Given instruction -> Write out all the lines again, precisely as they stand, but without the images.

Data section ->
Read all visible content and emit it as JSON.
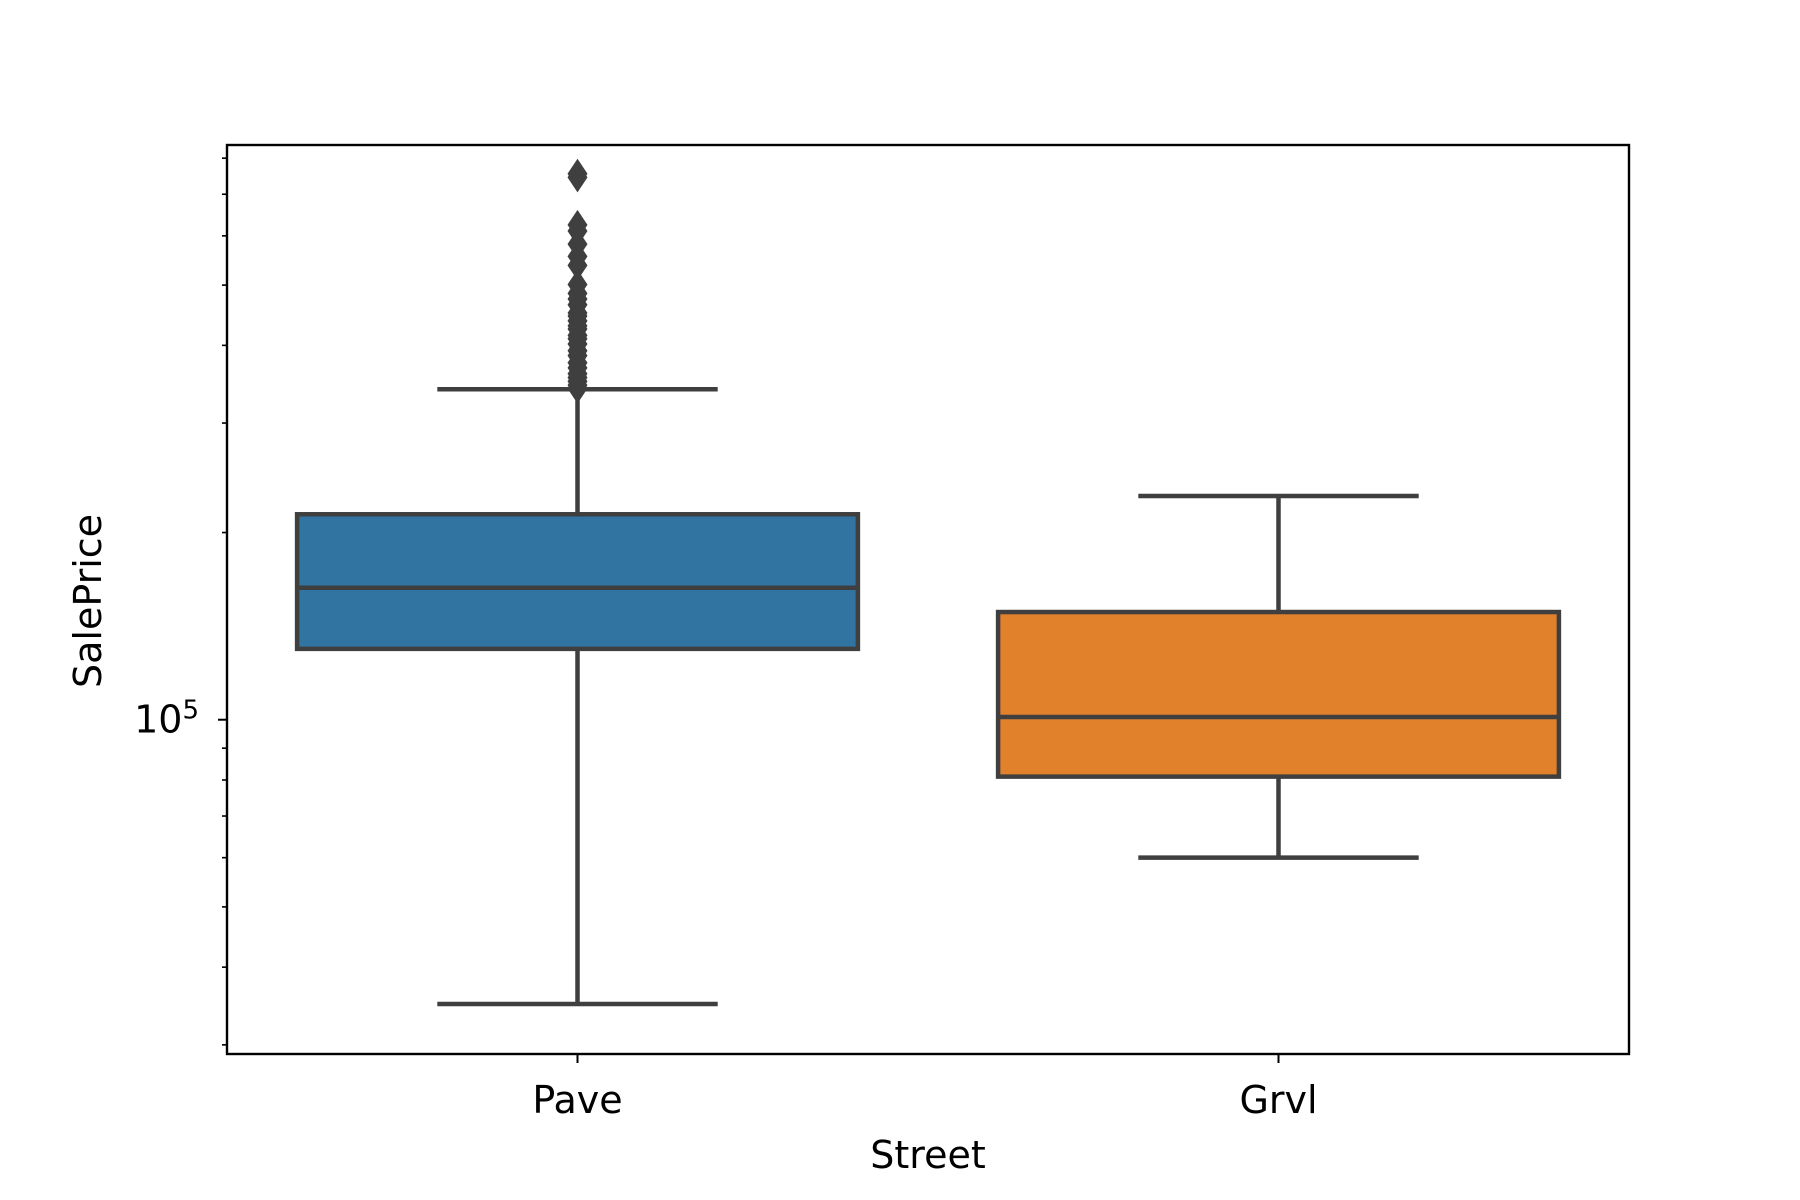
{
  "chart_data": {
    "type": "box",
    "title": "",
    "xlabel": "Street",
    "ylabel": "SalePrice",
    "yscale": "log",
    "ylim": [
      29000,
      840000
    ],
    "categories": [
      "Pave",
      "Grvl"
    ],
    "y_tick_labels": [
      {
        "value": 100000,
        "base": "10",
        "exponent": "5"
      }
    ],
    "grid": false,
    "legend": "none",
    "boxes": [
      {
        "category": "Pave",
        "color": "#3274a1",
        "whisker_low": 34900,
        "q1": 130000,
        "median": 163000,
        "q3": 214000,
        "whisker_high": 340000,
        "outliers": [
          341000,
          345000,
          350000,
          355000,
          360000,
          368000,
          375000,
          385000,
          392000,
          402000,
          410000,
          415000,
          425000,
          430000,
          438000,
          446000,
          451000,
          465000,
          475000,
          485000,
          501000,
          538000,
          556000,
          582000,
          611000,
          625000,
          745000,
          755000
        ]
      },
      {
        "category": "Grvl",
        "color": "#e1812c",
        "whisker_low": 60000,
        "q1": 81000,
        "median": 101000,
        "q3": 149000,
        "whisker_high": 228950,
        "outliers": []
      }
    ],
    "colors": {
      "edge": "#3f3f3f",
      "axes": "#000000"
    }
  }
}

Output below ->
Read all visible content and emit it as JSON.
{
  "chart_data": {
    "type": "box",
    "title": "",
    "xlabel": "Street",
    "ylabel": "SalePrice",
    "yscale": "log",
    "ylim": [
      29000,
      840000
    ],
    "categories": [
      "Pave",
      "Grvl"
    ],
    "y_tick_labels": [
      {
        "value": 100000,
        "base": "10",
        "exponent": "5"
      }
    ],
    "grid": false,
    "legend": "none",
    "boxes": [
      {
        "category": "Pave",
        "color": "#3274a1",
        "whisker_low": 34900,
        "q1": 130000,
        "median": 163000,
        "q3": 214000,
        "whisker_high": 340000,
        "outliers": [
          341000,
          345000,
          350000,
          355000,
          360000,
          368000,
          375000,
          385000,
          392000,
          402000,
          410000,
          415000,
          425000,
          430000,
          438000,
          446000,
          451000,
          465000,
          475000,
          485000,
          501000,
          538000,
          556000,
          582000,
          611000,
          625000,
          745000,
          755000
        ]
      },
      {
        "category": "Grvl",
        "color": "#e1812c",
        "whisker_low": 60000,
        "q1": 81000,
        "median": 101000,
        "q3": 149000,
        "whisker_high": 228950,
        "outliers": []
      }
    ],
    "colors": {
      "edge": "#3f3f3f",
      "axes": "#000000"
    }
  }
}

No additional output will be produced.